Problem to solve.
Every line that contains the word "Harbor" should be copied out.

Exercise inputs.

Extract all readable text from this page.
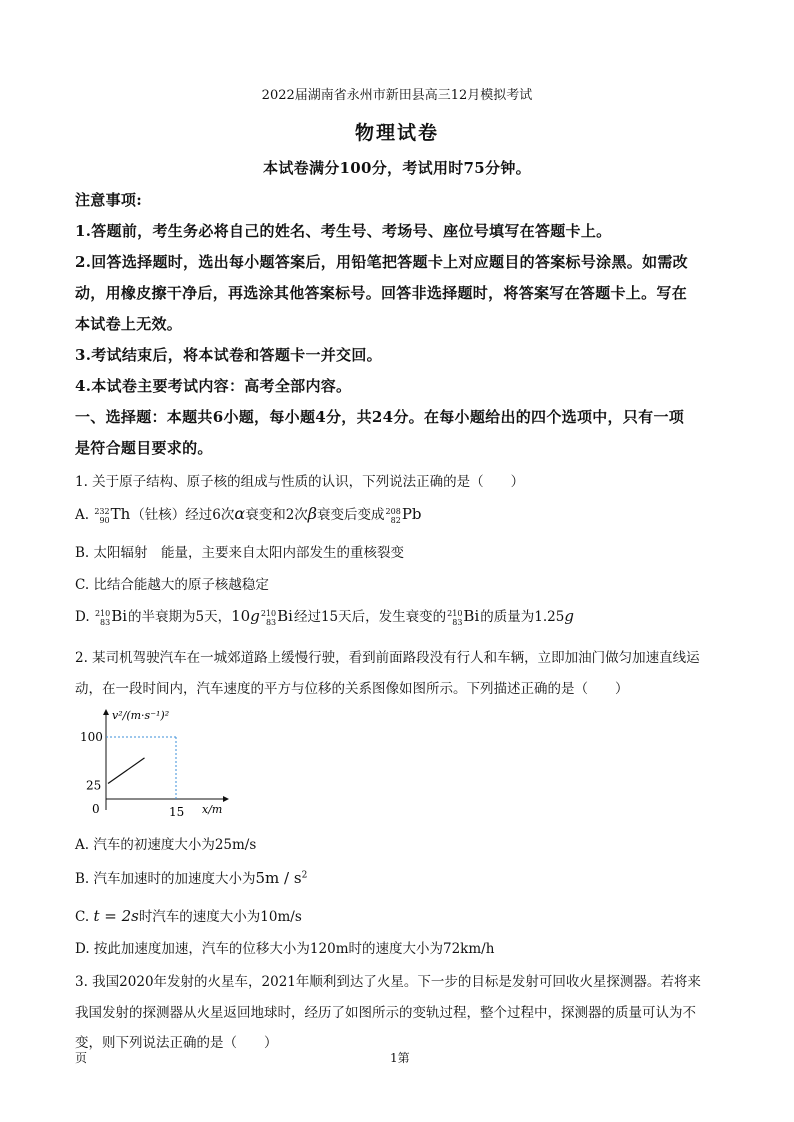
2022届湖南省永州市新田县高三12月模拟考试
物理试卷
本试卷满分100分，考试用时75分钟。
注意事项:
1.答题前，考生务必将自己的姓名、考生号、考场号、座位号填写在答题卡上。
2.回答选择题时，选出每小题答案后，用铅笔把答题卡上对应题目的答案标号涂黑。如需改
动，用橡皮擦干净后，再选涂其他答案标号。回答非选择题时，将答案写在答题卡上。写在
本试卷上无效。
3.考试结束后，将本试卷和答题卡一并交回。
4.本试卷主要考试内容：高考全部内容。
一、选择题：本题共6小题，每小题4分，共24分。在每小题给出的四个选项中，只有一项
是符合题目要求的。
1. 关于原子结构、原子核的组成与性质的认识，下列说法正确的是（　　）
A. 232
90 Th（钍核）经过6次α衰变和2次β衰变后变成 208
82 Pb
B. 太阳辐射　能量，主要来自太阳内部发生的重核裂变
C. 比结合能越大的原子核越稳定
D. 210
83 Bi的半衰期为5天，10g 210
83 Bi经过15天后，发生衰变的 210
83 Bi的质量为1.25g
2. 某司机驾驶汽车在一城郊道路上缓慢行驶，看到前面路段没有行人和车辆，立即加油门做匀加速直线运
动，在一段时间内，汽车速度的平方与位移的关系图像如图所示。下列描述正确的是（　　）
v²/(m·s⁻¹)²
x/m
100
25
0	15
A. 汽车的初速度大小为25m/s
B. 汽车加速时的加速度大小为$5m / s^2$
C. t = 2s时汽车的速度大小为10m/s
D. 按此加速度加速，汽车的位移大小为120m时的速度大小为72km/h
3. 我国2020年发射的火星车，2021年顺利到达了火星。下一步的目标是发射可回收火星探测器。若将来
我国发射的探测器从火星返回地球时，经历了如图所示的变轨过程，整个过程中，探测器的质量可认为不
变，则下列说法正确的是（　　）
页	1第
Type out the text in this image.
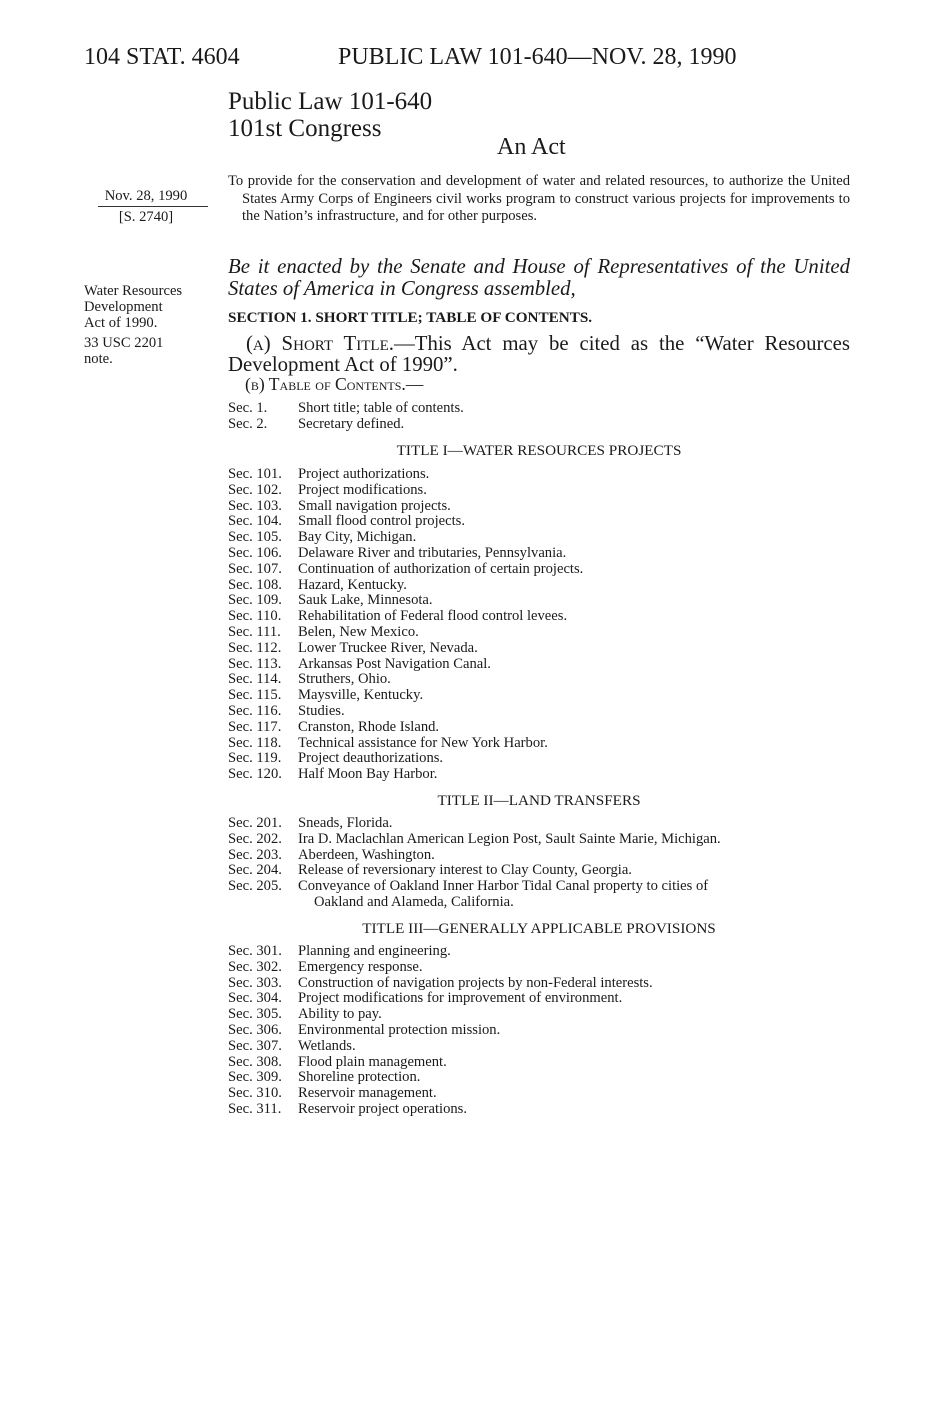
104 STAT. 4604	PUBLIC LAW 101-640—NOV. 28, 1990
Public Law 101-640
101st Congress
An Act
Nov. 28, 1990
[S. 2740]
To provide for the conservation and development of water and related resources, to authorize the United States Army Corps of Engineers civil works program to construct various projects for improvements to the Nation’s infrastructure, and for other purposes.
Water Resources
Development
Act of 1990.
33 USC 2201
note.
Be it enacted by the Senate and House of Representatives of the United States of America in Congress assembled,
SECTION 1. SHORT TITLE; TABLE OF CONTENTS.
(a) Short Title.—This Act may be cited as the “Water Resources Development Act of 1990”.
(b) Table of Contents.—
Sec. 1. Short title; table of contents.
Sec. 2. Secretary defined.
TITLE I—WATER RESOURCES PROJECTS
Sec. 101. Project authorizations.
Sec. 102. Project modifications.
Sec. 103. Small navigation projects.
Sec. 104. Small flood control projects.
Sec. 105. Bay City, Michigan.
Sec. 106. Delaware River and tributaries, Pennsylvania.
Sec. 107. Continuation of authorization of certain projects.
Sec. 108. Hazard, Kentucky.
Sec. 109. Sauk Lake, Minnesota.
Sec. 110. Rehabilitation of Federal flood control levees.
Sec. 111. Belen, New Mexico.
Sec. 112. Lower Truckee River, Nevada.
Sec. 113. Arkansas Post Navigation Canal.
Sec. 114. Struthers, Ohio.
Sec. 115. Maysville, Kentucky.
Sec. 116. Studies.
Sec. 117. Cranston, Rhode Island.
Sec. 118. Technical assistance for New York Harbor.
Sec. 119. Project deauthorizations.
Sec. 120. Half Moon Bay Harbor.
TITLE II—LAND TRANSFERS
Sec. 201. Sneads, Florida.
Sec. 202. Ira D. Maclachlan American Legion Post, Sault Sainte Marie, Michigan.
Sec. 203. Aberdeen, Washington.
Sec. 204. Release of reversionary interest to Clay County, Georgia.
Sec. 205. Conveyance of Oakland Inner Harbor Tidal Canal property to cities of
Oakland and Alameda, California.
TITLE III—GENERALLY APPLICABLE PROVISIONS
Sec. 301. Planning and engineering.
Sec. 302. Emergency response.
Sec. 303. Construction of navigation projects by non-Federal interests.
Sec. 304. Project modifications for improvement of environment.
Sec. 305. Ability to pay.
Sec. 306. Environmental protection mission.
Sec. 307. Wetlands.
Sec. 308. Flood plain management.
Sec. 309. Shoreline protection.
Sec. 310. Reservoir management.
Sec. 311. Reservoir project operations.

Result for this exercise.
Sec. 118. Technical assistance for New York Harbor.
Sec. 120. Half Moon Bay Harbor.
Sec. 205. Conveyance of Oakland Inner Harbor Tidal Canal property to cities of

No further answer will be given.